Goal:
Work out the number of lines containing "color". Answer with nothing but that number.

Records for this exercise:
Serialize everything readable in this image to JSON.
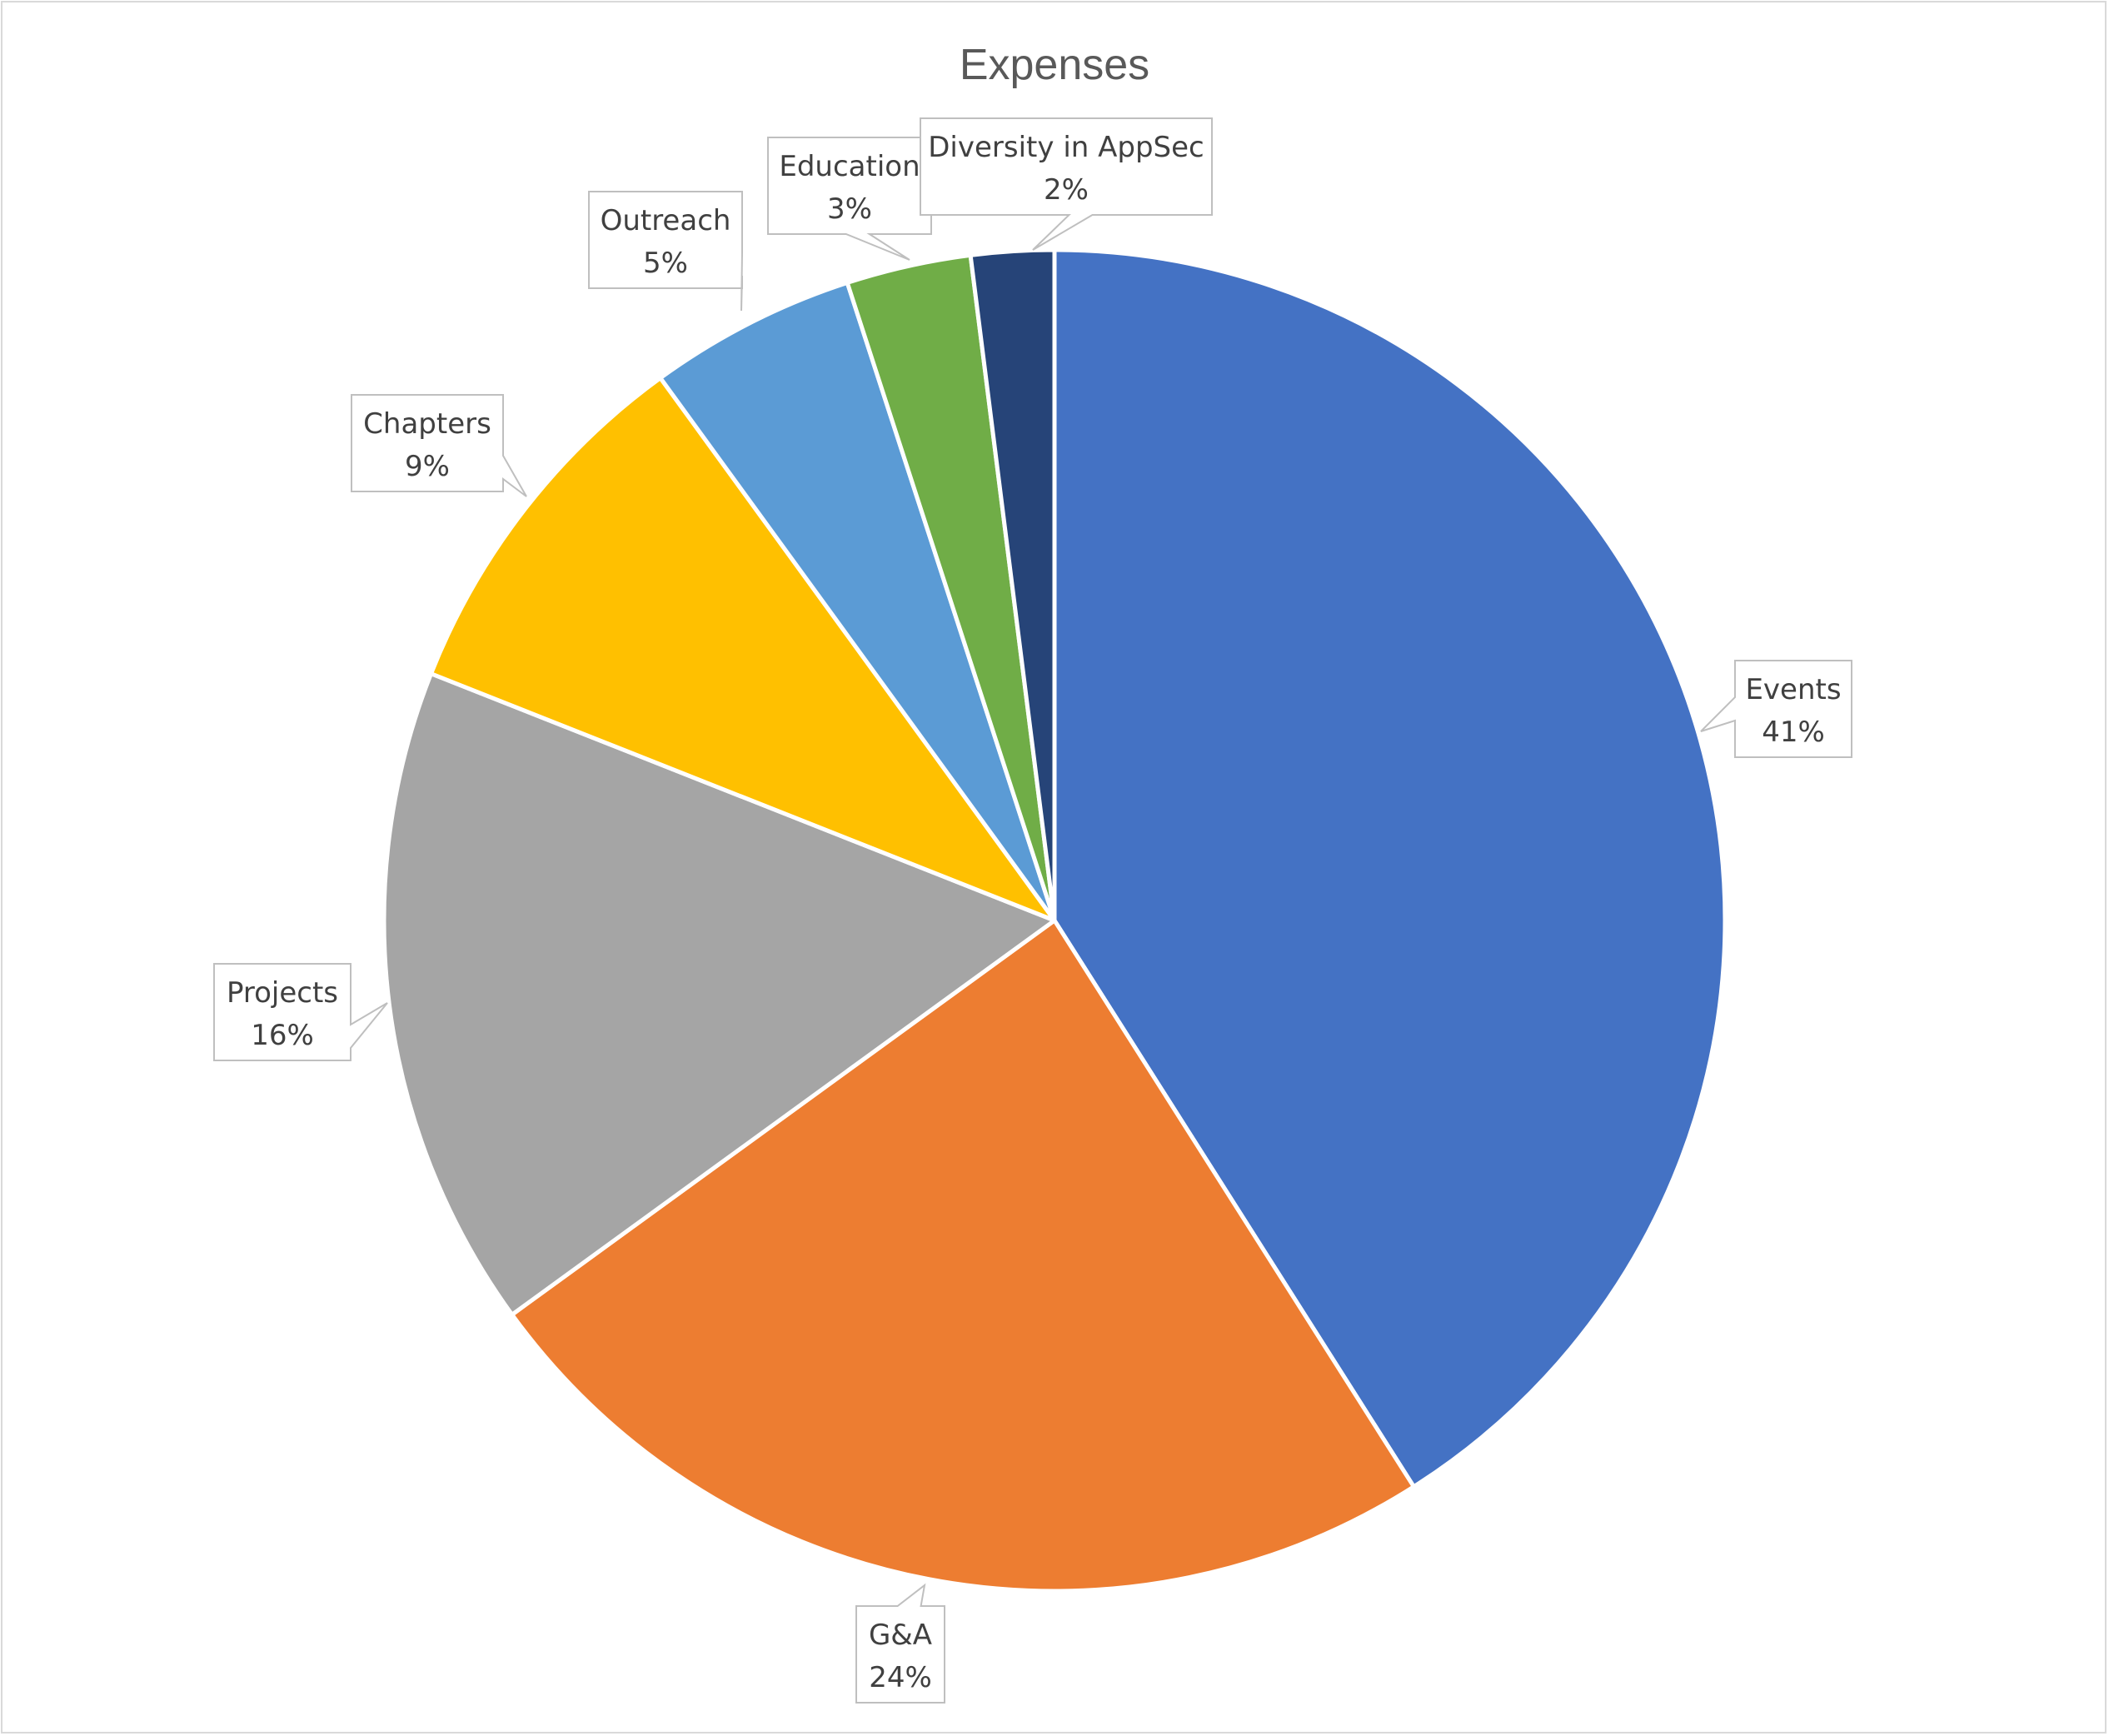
{
  "chart_data": {
    "type": "pie",
    "title": "Expenses",
    "start_angle_deg": 0,
    "direction": "clockwise",
    "slices": [
      {
        "label": "Events",
        "value": 41,
        "value_label": "41%",
        "color": "#4472C4"
      },
      {
        "label": "G&A",
        "value": 24,
        "value_label": "24%",
        "color": "#ED7D31"
      },
      {
        "label": "Projects",
        "value": 16,
        "value_label": "16%",
        "color": "#A5A5A5"
      },
      {
        "label": "Chapters",
        "value": 9,
        "value_label": "9%",
        "color": "#FFC000"
      },
      {
        "label": "Outreach",
        "value": 5,
        "value_label": "5%",
        "color": "#5B9BD5"
      },
      {
        "label": "Education",
        "value": 3,
        "value_label": "3%",
        "color": "#70AD47"
      },
      {
        "label": "Diversity in AppSec",
        "value": 2,
        "value_label": "2%",
        "color": "#264478"
      }
    ],
    "legend": "none",
    "data_labels": "callouts"
  }
}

Correct response:
7